**Given exercise:** Going through the material below, please gather all lines with the word "frac" in them.

**Provided records:**
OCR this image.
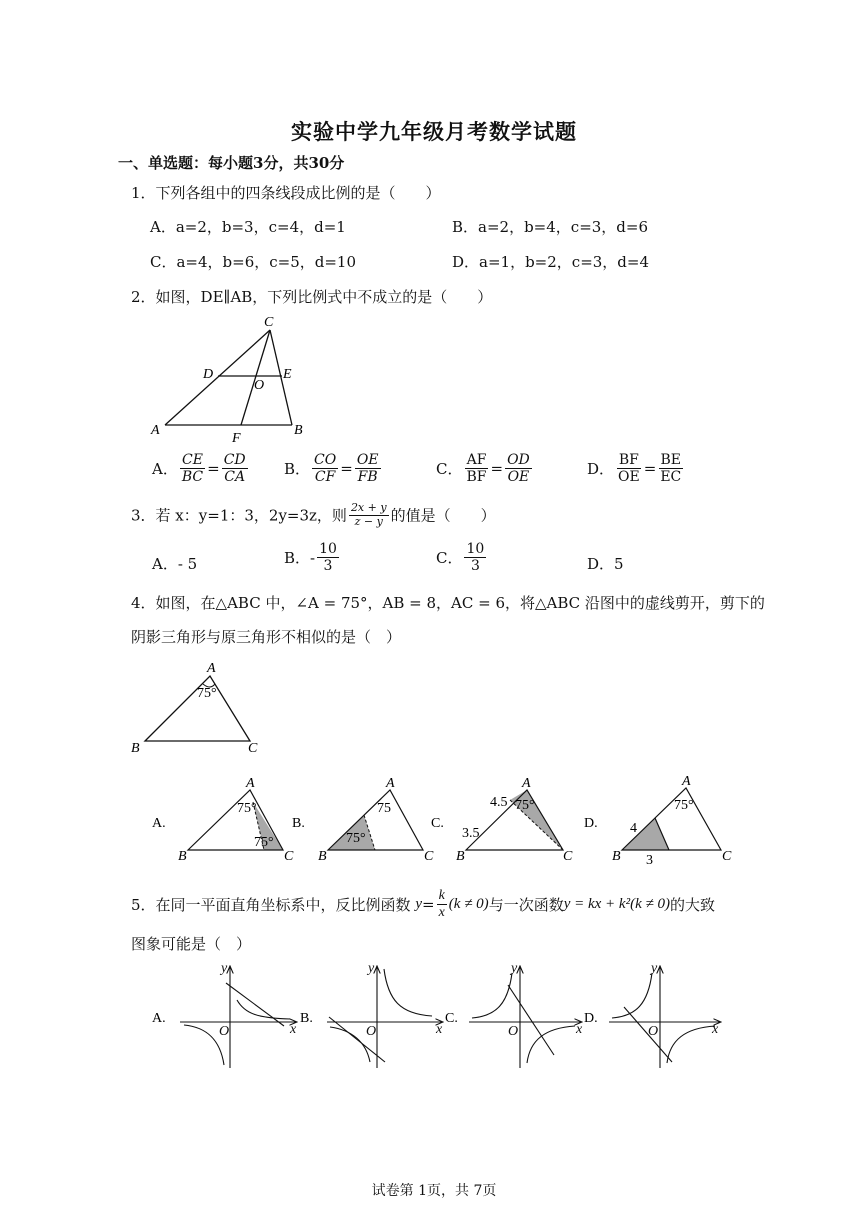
实验中学九年级月考数学试题
一、单选题：每小题3分，共30分
1．下列各组中的四条线段成比例的是（　　）
A．a=2，b=3，c=4，d=1	B．a=2，b=4，c=3，d=6
C．a=4，b=6，c=5，d=10	D．a=1，b=2，c=3，d=4
2．如图，DE∥AB，下列比例式中不成立的是（　　）
C
D	E
O
A
F
B
A． $\frac{CE}{BC} = \frac{CD}{CA}$ B． $\frac{CO}{CF} = \frac{OE}{FB}$	C． $\frac{AF}{BF} = \frac{OD}{OE}$	D． $\frac{BF}{OE} = \frac{BE}{EC}$
3．若 x：y=1：3，2y=3z，则 $\frac{2x + y}{z - y}$ 的值是（　　）
A．- 5	B．- $\frac{10}{3}$	C． $\frac{10}{3}$	D．5
4．如图，在△ABC 中，∠A = 75°，AB = 8，AC = 6，将△ABC 沿图中的虚线剪开，剪下的
阴影三角形与原三角形不相似的是（　）
A
75°
B	C
A.	B.	C.	D.
A
75°
75°
B	C
A
75
75°
B	C
A
4.5 75°
3.5
B	C
A
75°
4
3
B	C
5．在同一平面直角坐标系中，反比例函数 $y= \frac{k}{x} (k \ne 0)$与一次函数y = kx + k²(k ≠ 0)的大致
图象可能是（　）
A.	B.	C.	D.
y
O	x
y
O	x
y
O	x
y
O	x
试卷第 1页，共 7页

**Answer to this exercise:**
A． $\frac{CE}{BC} = \frac{CD}{CA}$ B． $\frac{CO}{CF} = \frac{OE}{FB}$	C． $\frac{AF}{BF} = \frac{OD}{OE}$	D． $\frac{BF}{OE} = \frac{BE}{EC}$
3．若 x：y=1：3，2y=3z，则 $\frac{2x + y}{z - y}$ 的值是（　　）
A．- 5	B．- $\frac{10}{3}$	C． $\frac{10}{3}$	D．5
5．在同一平面直角坐标系中，反比例函数 $y= \frac{k}{x} (k \ne 0)$与一次函数y = kx + k²(k ≠ 0)的大致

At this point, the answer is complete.